In the entries below, identify every line with the string "true" and copy it.

········

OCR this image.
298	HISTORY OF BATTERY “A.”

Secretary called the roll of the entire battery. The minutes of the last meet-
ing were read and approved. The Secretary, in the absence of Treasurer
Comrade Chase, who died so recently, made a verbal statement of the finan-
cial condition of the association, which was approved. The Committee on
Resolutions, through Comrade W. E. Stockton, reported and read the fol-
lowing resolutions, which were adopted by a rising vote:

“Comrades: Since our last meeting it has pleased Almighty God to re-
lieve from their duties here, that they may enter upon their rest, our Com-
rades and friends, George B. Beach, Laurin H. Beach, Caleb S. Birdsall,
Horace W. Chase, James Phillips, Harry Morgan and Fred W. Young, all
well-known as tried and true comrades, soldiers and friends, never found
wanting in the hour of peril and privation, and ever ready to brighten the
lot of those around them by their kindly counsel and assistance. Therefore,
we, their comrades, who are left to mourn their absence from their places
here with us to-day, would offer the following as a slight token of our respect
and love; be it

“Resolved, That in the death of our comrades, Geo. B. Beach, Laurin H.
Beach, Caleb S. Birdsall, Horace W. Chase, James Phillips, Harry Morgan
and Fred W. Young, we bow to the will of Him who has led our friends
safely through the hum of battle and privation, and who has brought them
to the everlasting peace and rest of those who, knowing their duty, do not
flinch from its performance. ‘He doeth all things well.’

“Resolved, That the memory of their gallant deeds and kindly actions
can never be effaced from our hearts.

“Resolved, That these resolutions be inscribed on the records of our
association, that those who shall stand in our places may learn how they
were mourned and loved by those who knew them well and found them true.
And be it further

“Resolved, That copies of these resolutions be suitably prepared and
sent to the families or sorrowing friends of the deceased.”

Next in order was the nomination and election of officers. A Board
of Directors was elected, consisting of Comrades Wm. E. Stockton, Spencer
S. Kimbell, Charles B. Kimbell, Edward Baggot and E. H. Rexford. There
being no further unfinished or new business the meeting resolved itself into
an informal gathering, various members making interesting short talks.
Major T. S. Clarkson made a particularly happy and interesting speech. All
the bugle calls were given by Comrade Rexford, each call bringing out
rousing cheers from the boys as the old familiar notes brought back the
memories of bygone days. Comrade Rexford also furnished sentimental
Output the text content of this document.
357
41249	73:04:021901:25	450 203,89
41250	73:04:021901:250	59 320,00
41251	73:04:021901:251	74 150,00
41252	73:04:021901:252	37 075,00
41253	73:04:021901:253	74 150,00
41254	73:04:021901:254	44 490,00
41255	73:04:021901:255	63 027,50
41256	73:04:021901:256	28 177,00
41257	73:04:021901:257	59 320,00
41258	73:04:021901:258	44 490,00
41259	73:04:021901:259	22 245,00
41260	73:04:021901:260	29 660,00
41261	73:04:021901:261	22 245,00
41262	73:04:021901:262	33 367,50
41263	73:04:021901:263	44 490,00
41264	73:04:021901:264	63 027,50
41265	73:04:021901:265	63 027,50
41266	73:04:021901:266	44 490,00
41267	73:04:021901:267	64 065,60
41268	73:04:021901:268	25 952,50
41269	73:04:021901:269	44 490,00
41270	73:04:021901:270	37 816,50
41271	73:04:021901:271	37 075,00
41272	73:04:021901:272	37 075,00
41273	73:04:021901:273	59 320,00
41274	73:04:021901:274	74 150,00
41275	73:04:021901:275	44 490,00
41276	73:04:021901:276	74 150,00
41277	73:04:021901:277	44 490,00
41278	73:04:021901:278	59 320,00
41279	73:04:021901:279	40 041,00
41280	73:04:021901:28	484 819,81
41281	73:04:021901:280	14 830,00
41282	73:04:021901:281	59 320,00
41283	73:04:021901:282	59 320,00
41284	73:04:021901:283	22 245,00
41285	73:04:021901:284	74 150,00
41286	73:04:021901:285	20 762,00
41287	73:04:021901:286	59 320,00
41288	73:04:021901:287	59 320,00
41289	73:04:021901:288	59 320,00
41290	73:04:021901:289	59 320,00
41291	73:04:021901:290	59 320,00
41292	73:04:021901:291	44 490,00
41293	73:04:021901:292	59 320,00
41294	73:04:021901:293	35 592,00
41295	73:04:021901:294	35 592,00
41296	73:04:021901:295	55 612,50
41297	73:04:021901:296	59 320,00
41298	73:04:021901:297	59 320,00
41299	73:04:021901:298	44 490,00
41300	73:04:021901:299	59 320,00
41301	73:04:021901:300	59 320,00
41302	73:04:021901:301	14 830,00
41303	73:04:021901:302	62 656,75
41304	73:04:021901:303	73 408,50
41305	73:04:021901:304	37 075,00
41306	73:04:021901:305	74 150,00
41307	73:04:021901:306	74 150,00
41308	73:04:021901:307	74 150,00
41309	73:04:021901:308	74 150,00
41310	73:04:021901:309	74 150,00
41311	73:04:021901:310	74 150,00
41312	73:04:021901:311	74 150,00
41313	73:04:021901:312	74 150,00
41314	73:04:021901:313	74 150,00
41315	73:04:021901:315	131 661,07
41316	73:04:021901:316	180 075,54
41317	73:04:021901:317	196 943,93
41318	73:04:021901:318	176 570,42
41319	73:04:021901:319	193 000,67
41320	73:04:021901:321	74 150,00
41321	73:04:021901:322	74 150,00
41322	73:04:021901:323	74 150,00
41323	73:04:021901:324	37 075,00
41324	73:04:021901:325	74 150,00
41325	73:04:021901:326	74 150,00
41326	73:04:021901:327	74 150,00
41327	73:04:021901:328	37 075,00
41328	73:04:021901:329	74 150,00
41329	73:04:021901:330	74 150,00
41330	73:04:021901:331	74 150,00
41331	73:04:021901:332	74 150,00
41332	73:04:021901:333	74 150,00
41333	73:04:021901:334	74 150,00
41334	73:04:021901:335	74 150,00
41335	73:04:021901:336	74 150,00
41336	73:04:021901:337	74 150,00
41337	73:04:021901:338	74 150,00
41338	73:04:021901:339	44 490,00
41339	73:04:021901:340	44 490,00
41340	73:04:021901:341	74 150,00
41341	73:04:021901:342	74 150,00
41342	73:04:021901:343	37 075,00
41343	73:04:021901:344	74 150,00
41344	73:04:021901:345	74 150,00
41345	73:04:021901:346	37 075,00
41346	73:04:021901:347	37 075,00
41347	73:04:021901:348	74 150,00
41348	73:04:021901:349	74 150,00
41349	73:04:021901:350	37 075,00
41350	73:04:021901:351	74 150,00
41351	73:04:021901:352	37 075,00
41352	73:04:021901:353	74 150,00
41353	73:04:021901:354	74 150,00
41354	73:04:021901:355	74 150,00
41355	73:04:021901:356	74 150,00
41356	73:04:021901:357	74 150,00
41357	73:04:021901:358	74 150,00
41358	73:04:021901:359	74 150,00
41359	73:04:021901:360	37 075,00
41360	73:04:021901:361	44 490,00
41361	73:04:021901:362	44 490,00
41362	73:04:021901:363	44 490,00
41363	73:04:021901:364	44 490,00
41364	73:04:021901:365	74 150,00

········

*WRITTEN SOLUTION*.
well-known as tried and true comrades, soldiers and friends, never found
were mourned and loved by those who knew them well and found them true.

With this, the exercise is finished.